## Do this:
Check each line below for the word "Heliocentric" and give the number of lines that have it, nothing more.

(Some records)
----------------
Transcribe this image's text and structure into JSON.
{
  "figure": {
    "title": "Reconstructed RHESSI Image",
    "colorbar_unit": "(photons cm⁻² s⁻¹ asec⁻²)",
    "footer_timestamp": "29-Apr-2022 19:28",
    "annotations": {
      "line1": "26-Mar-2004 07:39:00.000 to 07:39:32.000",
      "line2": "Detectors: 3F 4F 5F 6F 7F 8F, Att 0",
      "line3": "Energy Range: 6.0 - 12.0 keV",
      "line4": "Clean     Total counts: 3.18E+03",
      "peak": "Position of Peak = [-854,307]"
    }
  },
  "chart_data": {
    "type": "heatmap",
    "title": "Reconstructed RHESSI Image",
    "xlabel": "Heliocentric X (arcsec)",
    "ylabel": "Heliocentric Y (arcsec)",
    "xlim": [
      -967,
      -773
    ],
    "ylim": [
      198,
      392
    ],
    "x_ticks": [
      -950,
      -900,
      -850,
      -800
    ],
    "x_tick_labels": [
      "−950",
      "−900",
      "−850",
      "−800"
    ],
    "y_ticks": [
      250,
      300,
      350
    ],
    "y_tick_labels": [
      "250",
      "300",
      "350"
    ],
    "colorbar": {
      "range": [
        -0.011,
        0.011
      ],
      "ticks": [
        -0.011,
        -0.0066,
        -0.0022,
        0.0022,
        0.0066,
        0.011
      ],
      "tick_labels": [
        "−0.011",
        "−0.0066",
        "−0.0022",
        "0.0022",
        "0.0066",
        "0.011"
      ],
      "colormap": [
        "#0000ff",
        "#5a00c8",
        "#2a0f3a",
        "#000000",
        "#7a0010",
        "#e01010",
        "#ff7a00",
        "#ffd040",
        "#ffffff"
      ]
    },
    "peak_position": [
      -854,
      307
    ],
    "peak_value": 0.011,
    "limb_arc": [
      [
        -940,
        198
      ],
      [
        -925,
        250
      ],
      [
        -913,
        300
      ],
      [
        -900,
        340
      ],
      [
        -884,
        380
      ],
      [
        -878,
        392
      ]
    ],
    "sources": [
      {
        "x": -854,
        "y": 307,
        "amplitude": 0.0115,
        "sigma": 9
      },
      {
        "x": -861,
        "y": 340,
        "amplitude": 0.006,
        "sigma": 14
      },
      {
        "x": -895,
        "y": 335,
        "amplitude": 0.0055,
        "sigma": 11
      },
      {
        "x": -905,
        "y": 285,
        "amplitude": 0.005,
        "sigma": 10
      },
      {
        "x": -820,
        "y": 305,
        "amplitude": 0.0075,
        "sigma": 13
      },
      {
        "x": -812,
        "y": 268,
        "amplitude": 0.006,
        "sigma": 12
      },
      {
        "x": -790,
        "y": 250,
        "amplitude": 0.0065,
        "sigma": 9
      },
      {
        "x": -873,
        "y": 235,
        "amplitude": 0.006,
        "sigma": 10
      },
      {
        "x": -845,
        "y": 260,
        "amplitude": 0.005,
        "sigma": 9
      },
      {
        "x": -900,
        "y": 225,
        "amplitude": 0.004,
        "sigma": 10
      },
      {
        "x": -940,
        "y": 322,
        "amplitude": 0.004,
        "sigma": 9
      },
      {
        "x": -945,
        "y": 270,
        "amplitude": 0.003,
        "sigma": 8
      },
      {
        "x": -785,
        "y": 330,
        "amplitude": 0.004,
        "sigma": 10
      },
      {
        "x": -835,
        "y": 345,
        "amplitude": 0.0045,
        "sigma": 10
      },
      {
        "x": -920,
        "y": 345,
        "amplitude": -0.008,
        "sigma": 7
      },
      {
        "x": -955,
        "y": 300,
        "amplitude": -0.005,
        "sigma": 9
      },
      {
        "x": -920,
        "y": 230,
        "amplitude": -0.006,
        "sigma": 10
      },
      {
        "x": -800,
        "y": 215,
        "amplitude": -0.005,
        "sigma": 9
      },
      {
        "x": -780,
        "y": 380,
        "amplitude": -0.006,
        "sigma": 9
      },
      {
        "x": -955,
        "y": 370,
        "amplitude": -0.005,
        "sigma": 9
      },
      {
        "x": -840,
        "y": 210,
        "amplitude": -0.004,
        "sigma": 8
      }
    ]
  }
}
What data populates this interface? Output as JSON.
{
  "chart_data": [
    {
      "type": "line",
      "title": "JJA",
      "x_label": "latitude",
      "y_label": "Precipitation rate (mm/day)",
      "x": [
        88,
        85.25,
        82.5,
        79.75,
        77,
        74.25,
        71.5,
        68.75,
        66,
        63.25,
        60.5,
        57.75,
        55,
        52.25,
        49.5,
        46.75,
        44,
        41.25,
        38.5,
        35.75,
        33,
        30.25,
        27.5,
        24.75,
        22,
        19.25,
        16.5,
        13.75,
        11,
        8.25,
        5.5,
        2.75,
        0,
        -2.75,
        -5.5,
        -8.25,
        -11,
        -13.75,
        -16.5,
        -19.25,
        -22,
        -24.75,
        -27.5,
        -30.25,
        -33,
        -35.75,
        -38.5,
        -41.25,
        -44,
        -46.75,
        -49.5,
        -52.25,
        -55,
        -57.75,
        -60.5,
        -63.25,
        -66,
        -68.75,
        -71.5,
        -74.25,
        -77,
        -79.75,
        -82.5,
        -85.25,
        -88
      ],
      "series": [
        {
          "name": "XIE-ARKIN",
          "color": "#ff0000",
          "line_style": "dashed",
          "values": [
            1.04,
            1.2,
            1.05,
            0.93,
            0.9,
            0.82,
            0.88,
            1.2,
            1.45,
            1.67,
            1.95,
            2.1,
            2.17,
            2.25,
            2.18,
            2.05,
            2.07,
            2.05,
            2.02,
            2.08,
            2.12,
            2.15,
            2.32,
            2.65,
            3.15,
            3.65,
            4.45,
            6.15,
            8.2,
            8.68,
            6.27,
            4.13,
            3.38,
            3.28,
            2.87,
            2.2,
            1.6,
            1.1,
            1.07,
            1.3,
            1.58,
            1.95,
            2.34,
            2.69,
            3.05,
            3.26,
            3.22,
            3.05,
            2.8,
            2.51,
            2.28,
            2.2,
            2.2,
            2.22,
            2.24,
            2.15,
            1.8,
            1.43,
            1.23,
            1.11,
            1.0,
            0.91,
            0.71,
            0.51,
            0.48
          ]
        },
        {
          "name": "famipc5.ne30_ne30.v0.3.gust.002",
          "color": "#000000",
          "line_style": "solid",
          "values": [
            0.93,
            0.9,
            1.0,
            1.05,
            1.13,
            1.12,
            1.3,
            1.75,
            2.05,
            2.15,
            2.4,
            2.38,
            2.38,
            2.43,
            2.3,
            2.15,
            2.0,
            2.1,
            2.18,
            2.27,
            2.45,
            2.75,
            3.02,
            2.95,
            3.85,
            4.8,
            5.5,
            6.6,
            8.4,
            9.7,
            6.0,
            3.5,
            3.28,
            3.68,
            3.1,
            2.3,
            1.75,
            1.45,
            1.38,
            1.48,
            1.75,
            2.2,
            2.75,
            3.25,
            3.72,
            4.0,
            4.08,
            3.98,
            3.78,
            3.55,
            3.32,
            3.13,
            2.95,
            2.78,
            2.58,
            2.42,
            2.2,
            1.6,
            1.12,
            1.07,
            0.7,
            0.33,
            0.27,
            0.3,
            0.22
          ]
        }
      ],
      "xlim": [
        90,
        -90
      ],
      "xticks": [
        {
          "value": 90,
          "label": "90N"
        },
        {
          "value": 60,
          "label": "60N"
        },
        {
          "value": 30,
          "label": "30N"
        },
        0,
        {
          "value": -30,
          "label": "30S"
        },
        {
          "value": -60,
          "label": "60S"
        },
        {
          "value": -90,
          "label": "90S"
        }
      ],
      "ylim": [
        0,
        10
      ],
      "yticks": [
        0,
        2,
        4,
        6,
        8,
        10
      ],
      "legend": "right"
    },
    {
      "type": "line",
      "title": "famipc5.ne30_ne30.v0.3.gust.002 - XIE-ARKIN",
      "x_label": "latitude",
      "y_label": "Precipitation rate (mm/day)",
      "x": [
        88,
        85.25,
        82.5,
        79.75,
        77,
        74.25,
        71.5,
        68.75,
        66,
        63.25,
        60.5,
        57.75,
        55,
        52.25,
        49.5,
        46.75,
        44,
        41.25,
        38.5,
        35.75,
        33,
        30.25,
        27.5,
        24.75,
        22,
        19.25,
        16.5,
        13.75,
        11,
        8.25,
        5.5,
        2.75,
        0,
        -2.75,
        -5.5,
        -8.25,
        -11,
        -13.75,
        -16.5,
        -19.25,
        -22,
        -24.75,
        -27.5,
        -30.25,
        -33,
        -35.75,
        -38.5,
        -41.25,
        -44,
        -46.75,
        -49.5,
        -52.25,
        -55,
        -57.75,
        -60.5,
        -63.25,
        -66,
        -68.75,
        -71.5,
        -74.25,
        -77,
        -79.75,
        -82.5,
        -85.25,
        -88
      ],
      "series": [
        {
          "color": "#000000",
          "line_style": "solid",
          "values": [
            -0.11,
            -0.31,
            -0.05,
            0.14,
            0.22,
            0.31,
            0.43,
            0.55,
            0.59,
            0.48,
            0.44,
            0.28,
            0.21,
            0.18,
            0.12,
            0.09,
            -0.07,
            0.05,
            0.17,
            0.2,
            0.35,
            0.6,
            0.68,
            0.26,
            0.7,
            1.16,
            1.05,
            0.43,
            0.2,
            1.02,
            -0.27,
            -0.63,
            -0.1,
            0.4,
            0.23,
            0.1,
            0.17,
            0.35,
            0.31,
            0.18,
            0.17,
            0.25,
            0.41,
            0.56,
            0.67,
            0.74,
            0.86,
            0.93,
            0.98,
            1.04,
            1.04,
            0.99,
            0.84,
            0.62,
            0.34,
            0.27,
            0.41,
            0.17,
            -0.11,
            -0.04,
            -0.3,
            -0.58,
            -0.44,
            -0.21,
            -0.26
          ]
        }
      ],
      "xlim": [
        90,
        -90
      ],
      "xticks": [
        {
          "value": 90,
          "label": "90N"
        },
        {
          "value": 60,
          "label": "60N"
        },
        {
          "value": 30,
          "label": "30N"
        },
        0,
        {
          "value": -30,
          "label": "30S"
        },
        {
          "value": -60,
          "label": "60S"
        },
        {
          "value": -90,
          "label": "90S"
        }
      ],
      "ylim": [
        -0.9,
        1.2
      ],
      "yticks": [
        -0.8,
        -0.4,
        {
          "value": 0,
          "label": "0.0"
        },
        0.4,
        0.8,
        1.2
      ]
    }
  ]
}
----------------
## Solution for this task:
2